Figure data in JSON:
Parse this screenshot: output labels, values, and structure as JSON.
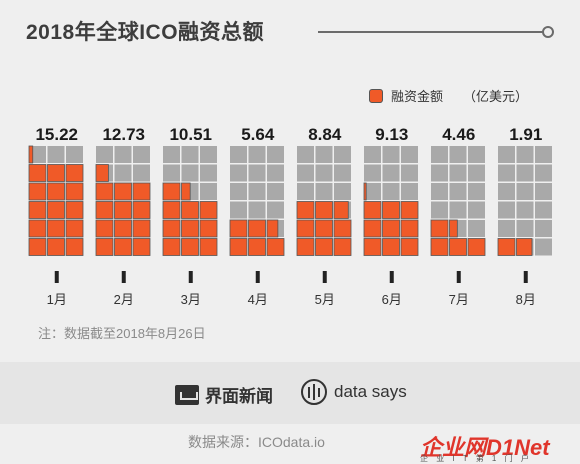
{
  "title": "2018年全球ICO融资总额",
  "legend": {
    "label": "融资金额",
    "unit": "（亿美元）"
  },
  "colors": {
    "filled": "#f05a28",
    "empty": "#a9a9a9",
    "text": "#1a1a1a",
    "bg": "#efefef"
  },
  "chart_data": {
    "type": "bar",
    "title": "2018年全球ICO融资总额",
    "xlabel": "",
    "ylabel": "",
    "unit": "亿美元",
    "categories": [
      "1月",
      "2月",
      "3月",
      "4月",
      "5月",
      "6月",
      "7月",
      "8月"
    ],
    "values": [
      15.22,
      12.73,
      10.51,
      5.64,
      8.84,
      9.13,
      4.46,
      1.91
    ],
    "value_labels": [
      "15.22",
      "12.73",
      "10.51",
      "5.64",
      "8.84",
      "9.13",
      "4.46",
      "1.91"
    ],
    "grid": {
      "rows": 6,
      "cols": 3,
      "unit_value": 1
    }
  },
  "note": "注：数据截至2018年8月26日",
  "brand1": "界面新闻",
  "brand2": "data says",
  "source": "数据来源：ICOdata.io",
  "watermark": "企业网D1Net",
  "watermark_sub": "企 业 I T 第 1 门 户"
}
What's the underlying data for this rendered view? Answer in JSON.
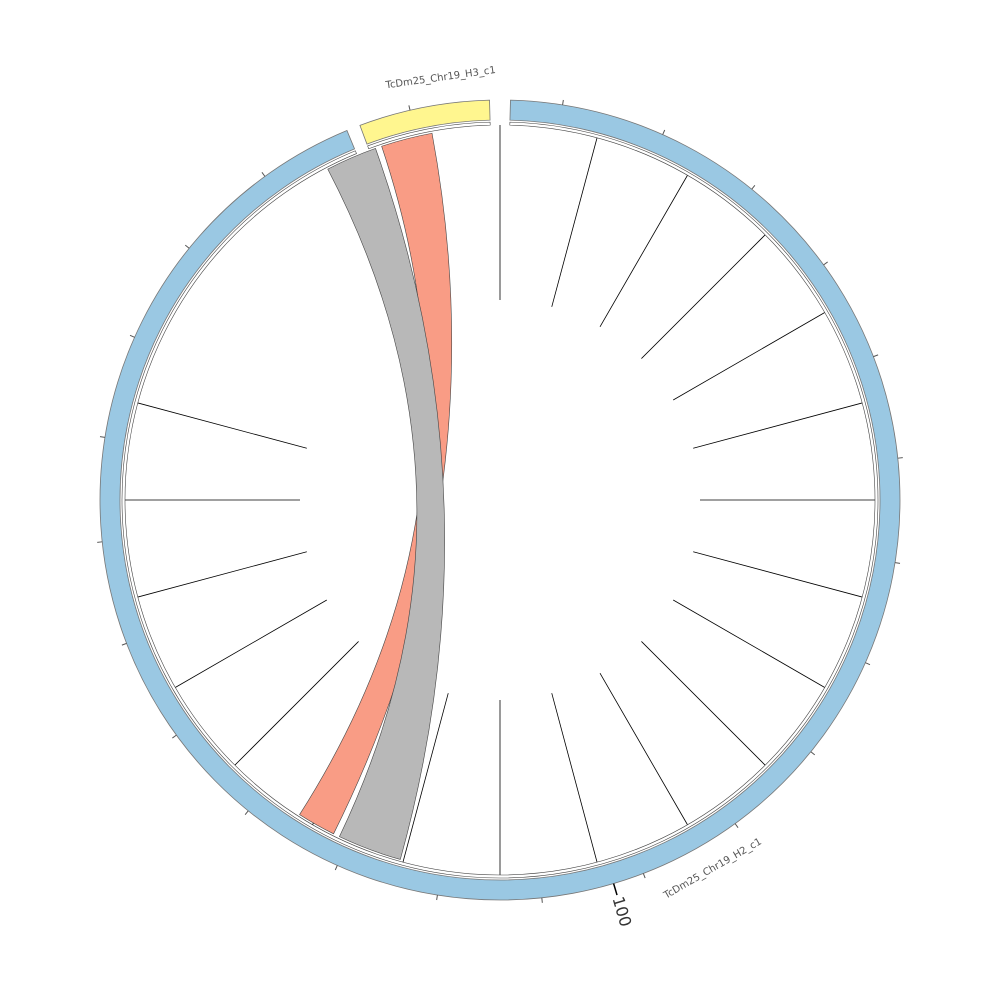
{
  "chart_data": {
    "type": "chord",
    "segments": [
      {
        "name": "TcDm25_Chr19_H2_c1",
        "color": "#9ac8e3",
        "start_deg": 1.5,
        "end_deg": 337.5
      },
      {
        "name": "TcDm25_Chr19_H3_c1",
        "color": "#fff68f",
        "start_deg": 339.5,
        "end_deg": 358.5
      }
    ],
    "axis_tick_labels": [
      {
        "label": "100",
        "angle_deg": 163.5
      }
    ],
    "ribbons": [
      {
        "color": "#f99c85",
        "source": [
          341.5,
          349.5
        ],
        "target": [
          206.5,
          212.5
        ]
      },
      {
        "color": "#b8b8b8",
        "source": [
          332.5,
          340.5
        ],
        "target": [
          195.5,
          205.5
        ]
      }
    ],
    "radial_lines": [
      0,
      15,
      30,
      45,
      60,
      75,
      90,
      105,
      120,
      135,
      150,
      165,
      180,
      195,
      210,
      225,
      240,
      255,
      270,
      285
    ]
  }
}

Problem:
Return all of the entries word for word, but omit the pictures.

Solution to the problem:
Parse this screenshot: output labels, values, and structure as JSON.
{
  "title": "2018年全球ICO融资总额",
  "legend": {
    "label": "融资金额",
    "unit": "（亿美元）"
  },
  "colors": {
    "filled": "#f05a28",
    "empty": "#a9a9a9",
    "text": "#1a1a1a",
    "bg": "#efefef"
  },
  "chart_data": {
    "type": "bar",
    "title": "2018年全球ICO融资总额",
    "xlabel": "",
    "ylabel": "",
    "unit": "亿美元",
    "categories": [
      "1月",
      "2月",
      "3月",
      "4月",
      "5月",
      "6月",
      "7月",
      "8月"
    ],
    "values": [
      15.22,
      12.73,
      10.51,
      5.64,
      8.84,
      9.13,
      4.46,
      1.91
    ],
    "value_labels": [
      "15.22",
      "12.73",
      "10.51",
      "5.64",
      "8.84",
      "9.13",
      "4.46",
      "1.91"
    ],
    "grid": {
      "rows": 6,
      "cols": 3,
      "unit_value": 1
    }
  },
  "note": "注：数据截至2018年8月26日",
  "brand1": "界面新闻",
  "brand2": "data says",
  "source": "数据来源：ICOdata.io",
  "watermark": "企业网D1Net",
  "watermark_sub": "企 业 I T 第 1 门 户"
}
What's the underlying data for this rendered view? Answer in JSON.
{
  "chart_data": {
    "type": "chord",
    "segments": [
      {
        "name": "TcDm25_Chr19_H2_c1",
        "color": "#9ac8e3",
        "start_deg": 1.5,
        "end_deg": 337.5
      },
      {
        "name": "TcDm25_Chr19_H3_c1",
        "color": "#fff68f",
        "start_deg": 339.5,
        "end_deg": 358.5
      }
    ],
    "axis_tick_labels": [
      {
        "label": "100",
        "angle_deg": 163.5
      }
    ],
    "ribbons": [
      {
        "color": "#f99c85",
        "source": [
          341.5,
          349.5
        ],
        "target": [
          206.5,
          212.5
        ]
      },
      {
        "color": "#b8b8b8",
        "source": [
          332.5,
          340.5
        ],
        "target": [
          195.5,
          205.5
        ]
      }
    ],
    "radial_lines": [
      0,
      15,
      30,
      45,
      60,
      75,
      90,
      105,
      120,
      135,
      150,
      165,
      180,
      195,
      210,
      225,
      240,
      255,
      270,
      285
    ]
  }
}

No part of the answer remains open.